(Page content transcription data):
^^^^^^^^^^^^^^^^

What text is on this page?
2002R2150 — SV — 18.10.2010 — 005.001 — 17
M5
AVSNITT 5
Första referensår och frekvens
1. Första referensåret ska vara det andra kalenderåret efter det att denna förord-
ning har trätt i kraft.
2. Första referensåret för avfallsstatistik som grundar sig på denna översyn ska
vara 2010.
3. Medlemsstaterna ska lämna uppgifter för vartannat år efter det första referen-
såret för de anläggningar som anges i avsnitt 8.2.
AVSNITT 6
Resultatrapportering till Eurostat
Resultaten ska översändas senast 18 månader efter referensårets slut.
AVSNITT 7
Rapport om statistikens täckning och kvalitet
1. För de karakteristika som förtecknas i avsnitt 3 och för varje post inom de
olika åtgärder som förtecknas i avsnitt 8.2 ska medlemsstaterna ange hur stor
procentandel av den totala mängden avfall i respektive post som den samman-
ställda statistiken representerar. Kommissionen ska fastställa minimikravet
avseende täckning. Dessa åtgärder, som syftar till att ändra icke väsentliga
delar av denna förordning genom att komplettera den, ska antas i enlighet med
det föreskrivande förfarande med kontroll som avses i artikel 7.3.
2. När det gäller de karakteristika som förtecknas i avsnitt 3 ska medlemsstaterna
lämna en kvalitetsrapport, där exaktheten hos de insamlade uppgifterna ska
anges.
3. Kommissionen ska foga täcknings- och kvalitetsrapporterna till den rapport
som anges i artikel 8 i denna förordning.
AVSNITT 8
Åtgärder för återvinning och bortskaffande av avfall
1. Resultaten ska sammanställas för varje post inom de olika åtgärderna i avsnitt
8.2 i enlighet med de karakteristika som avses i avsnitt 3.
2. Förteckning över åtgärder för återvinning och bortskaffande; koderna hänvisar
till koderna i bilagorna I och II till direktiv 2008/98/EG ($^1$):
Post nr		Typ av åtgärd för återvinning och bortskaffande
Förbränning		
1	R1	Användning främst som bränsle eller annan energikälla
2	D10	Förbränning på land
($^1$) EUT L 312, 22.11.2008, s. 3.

^^^^^^^^^^^^^^^^

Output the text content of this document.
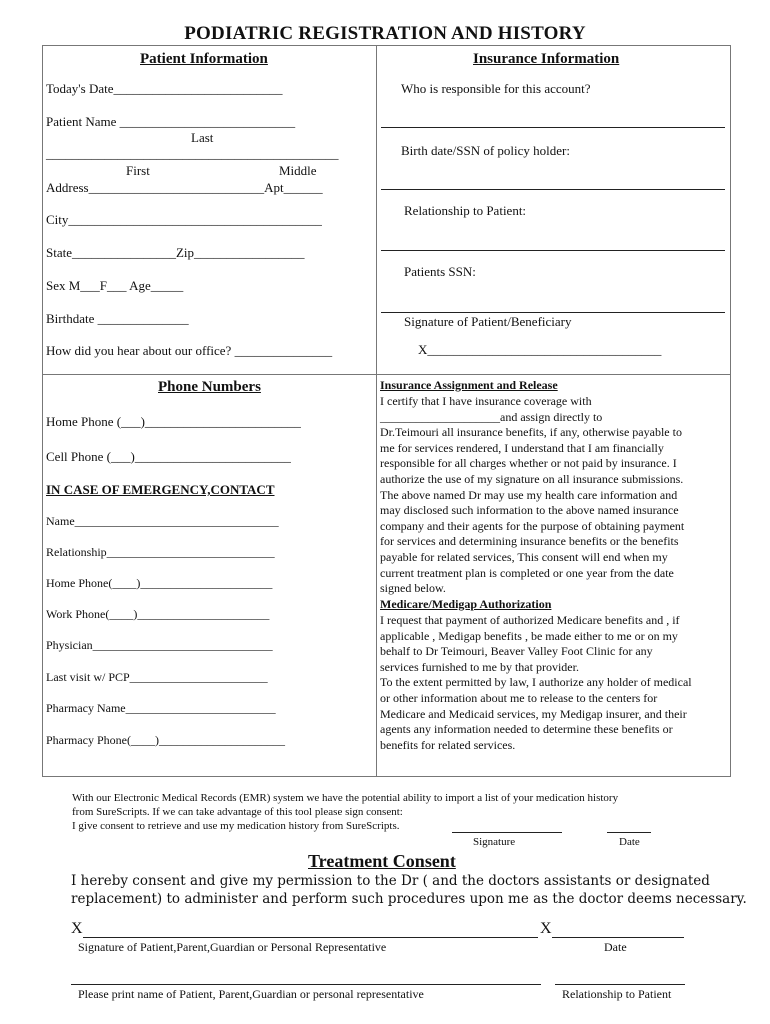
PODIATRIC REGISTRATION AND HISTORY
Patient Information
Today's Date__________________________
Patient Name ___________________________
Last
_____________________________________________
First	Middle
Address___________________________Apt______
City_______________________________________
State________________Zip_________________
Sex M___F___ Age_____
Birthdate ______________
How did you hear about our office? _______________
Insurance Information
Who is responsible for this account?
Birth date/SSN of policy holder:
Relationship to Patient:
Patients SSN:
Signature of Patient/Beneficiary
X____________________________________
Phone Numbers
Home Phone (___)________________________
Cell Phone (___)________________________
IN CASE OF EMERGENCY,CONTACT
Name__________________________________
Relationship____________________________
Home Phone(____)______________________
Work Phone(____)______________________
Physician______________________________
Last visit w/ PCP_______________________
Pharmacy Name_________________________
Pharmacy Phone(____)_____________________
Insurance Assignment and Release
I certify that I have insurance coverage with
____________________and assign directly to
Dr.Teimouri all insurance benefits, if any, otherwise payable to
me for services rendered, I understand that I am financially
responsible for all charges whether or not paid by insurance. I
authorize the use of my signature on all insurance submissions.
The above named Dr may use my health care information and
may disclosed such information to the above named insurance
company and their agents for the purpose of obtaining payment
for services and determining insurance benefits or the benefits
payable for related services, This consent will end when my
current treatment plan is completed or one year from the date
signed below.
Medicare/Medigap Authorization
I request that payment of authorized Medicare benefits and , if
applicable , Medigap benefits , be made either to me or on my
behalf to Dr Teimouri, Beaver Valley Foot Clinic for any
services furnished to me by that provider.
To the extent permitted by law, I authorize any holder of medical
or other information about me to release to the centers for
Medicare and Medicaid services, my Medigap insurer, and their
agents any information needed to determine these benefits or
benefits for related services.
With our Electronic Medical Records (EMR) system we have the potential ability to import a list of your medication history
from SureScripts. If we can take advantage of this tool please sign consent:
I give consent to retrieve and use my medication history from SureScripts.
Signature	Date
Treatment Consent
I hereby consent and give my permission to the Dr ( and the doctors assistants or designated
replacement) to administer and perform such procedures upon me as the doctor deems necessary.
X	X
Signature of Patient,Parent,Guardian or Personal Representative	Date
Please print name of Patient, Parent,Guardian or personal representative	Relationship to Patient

^^^^^^^^^^^^^^^^

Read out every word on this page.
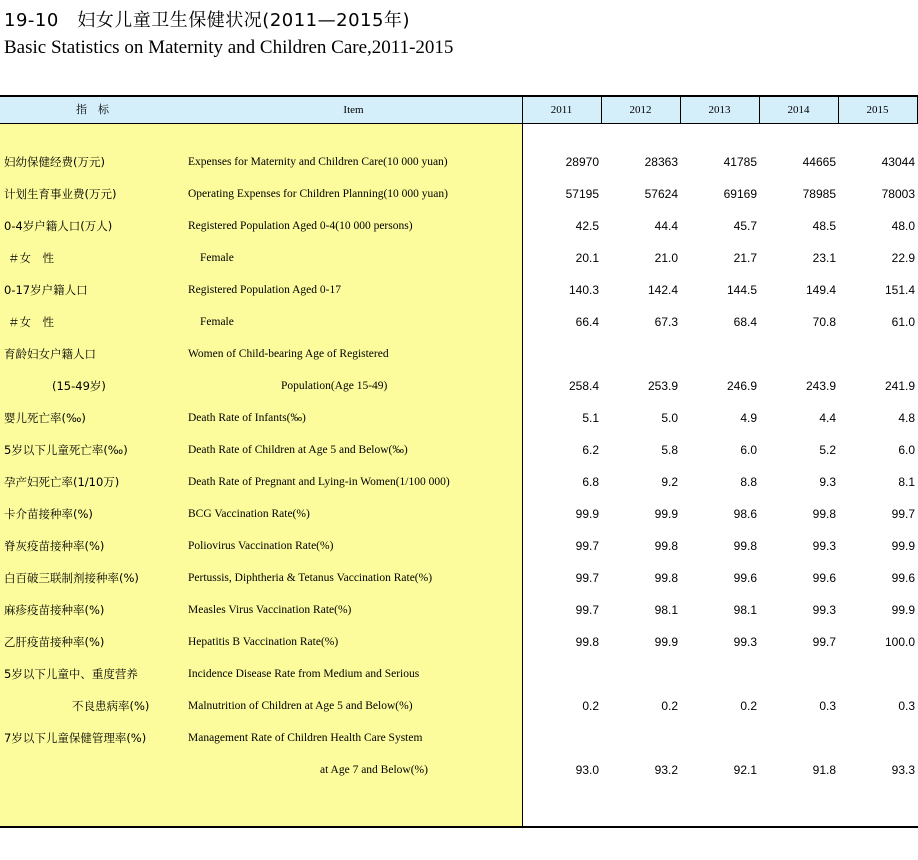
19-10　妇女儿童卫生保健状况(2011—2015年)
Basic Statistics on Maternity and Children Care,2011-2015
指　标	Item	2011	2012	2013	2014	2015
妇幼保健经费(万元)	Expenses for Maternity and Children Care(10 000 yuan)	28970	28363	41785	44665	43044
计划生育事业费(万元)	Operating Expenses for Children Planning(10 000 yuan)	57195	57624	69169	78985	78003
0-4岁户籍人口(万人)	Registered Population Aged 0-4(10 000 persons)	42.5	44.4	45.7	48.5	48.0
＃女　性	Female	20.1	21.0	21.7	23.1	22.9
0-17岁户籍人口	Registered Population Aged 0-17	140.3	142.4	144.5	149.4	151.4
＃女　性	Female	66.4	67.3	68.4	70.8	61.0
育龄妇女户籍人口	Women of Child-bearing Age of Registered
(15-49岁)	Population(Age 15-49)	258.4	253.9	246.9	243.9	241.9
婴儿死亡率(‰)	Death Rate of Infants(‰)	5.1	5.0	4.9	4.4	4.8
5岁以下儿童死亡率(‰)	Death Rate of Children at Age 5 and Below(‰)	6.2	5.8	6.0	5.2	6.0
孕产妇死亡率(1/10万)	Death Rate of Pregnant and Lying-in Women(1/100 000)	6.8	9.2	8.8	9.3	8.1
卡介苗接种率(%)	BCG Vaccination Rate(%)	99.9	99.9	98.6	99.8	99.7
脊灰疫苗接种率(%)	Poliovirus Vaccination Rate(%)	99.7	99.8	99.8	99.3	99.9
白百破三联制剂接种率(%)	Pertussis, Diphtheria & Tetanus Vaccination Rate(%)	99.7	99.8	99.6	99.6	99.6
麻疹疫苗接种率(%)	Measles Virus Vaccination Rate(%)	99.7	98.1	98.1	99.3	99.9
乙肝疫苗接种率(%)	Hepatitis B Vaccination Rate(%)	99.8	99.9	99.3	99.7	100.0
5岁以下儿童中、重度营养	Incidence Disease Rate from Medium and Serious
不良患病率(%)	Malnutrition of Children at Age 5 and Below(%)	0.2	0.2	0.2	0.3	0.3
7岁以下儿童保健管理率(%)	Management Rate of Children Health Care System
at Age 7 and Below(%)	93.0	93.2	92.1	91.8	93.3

^^^^^^^^^^^^^^^^

(What to produce):
Lines in the data above may contain the word "yuan"; count them and give only the number.

(Written solution):
2